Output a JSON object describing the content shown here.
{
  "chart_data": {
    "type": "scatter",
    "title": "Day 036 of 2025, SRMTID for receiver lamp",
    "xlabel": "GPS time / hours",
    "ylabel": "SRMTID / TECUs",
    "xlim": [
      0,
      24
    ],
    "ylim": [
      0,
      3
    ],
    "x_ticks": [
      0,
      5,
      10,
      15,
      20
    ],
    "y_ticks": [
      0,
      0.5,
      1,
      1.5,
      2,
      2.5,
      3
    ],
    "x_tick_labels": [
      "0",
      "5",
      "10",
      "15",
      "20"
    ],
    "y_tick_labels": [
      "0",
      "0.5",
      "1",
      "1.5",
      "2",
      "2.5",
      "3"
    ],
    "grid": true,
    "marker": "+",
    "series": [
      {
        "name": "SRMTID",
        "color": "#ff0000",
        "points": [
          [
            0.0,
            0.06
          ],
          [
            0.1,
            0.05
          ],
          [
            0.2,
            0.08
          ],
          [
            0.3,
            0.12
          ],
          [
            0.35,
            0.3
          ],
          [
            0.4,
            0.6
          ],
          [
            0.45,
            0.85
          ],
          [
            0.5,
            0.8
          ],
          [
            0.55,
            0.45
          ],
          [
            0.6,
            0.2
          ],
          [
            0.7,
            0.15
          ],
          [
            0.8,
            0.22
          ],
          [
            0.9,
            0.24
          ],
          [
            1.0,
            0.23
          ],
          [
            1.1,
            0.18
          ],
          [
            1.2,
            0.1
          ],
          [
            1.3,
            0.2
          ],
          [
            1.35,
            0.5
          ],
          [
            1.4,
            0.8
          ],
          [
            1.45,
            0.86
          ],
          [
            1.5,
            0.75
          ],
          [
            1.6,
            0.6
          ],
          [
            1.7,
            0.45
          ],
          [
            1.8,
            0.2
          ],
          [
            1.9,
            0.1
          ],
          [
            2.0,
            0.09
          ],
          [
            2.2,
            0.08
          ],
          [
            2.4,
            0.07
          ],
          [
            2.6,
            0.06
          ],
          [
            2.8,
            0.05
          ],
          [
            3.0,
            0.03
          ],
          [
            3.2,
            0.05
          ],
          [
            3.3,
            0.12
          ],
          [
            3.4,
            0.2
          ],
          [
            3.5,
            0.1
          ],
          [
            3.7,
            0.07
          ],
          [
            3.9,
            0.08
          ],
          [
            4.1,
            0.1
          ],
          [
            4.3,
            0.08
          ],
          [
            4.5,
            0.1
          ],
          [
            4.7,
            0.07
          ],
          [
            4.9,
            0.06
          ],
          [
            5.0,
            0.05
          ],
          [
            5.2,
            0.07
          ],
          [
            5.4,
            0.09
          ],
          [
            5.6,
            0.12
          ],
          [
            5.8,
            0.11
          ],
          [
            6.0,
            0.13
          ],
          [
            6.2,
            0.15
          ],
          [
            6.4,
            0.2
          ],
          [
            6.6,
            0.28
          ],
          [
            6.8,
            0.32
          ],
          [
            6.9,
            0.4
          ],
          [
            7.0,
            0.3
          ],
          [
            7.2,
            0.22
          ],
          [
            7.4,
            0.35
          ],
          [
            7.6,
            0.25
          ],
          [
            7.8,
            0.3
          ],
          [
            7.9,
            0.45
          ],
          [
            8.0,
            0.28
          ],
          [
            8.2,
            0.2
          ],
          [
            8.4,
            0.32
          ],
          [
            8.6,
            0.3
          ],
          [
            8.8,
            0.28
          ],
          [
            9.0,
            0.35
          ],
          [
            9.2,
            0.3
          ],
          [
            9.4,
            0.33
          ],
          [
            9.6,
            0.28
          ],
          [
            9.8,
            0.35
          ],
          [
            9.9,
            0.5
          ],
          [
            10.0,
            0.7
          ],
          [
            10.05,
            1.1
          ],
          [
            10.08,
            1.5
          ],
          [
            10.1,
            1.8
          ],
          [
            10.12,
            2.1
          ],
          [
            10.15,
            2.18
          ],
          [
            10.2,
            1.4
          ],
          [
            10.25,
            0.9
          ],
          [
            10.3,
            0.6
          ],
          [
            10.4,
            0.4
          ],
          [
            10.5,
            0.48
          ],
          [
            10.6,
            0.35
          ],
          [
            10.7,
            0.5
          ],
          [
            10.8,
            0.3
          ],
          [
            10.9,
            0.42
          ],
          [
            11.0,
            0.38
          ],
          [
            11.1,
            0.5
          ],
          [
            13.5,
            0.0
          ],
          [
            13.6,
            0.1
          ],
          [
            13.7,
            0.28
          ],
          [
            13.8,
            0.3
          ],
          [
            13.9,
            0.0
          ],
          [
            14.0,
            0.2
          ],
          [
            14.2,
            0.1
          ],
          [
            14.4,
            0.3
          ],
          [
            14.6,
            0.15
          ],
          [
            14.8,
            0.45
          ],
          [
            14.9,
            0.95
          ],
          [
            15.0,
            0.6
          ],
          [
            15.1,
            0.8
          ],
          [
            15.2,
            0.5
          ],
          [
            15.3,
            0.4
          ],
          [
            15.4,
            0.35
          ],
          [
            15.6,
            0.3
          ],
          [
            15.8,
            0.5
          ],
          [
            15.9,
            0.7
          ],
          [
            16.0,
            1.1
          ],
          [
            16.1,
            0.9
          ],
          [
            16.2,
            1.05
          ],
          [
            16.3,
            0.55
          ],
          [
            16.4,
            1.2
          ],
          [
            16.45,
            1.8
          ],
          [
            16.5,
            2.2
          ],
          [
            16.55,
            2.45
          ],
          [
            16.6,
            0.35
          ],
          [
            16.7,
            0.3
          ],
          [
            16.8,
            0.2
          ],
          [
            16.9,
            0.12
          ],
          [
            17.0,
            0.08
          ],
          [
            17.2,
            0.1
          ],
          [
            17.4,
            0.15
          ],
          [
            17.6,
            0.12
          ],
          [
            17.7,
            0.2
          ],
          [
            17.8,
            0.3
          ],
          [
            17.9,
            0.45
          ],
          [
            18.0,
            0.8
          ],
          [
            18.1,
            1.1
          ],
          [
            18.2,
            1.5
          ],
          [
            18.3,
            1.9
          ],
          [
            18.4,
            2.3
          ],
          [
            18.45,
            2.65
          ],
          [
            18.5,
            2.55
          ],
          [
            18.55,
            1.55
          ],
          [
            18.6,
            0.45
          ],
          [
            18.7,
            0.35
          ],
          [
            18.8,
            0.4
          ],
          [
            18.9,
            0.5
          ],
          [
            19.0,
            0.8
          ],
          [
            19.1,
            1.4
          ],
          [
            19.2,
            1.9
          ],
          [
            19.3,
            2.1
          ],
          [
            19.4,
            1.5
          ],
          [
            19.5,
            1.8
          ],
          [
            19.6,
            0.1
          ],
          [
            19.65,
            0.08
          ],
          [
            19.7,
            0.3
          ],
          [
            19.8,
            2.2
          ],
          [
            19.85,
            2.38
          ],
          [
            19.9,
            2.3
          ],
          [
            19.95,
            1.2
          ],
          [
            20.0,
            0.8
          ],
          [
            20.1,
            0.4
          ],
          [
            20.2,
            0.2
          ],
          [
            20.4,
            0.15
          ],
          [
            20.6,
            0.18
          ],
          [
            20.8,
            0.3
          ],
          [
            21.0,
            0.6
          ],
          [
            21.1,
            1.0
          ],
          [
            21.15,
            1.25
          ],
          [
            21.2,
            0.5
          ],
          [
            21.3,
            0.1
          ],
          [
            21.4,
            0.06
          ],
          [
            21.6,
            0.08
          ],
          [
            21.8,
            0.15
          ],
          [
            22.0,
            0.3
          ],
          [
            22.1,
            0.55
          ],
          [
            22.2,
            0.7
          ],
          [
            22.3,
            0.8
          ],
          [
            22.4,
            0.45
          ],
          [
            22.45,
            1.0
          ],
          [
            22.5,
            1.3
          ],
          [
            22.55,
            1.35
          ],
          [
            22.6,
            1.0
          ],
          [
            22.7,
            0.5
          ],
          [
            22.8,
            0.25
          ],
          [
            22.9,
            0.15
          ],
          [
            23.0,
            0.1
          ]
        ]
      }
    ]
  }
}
^^^^^^^^
§ Set problem: Of all the lines above, how many contain the word "SRMTID"? Answer with only the number.

§ Written answer: 3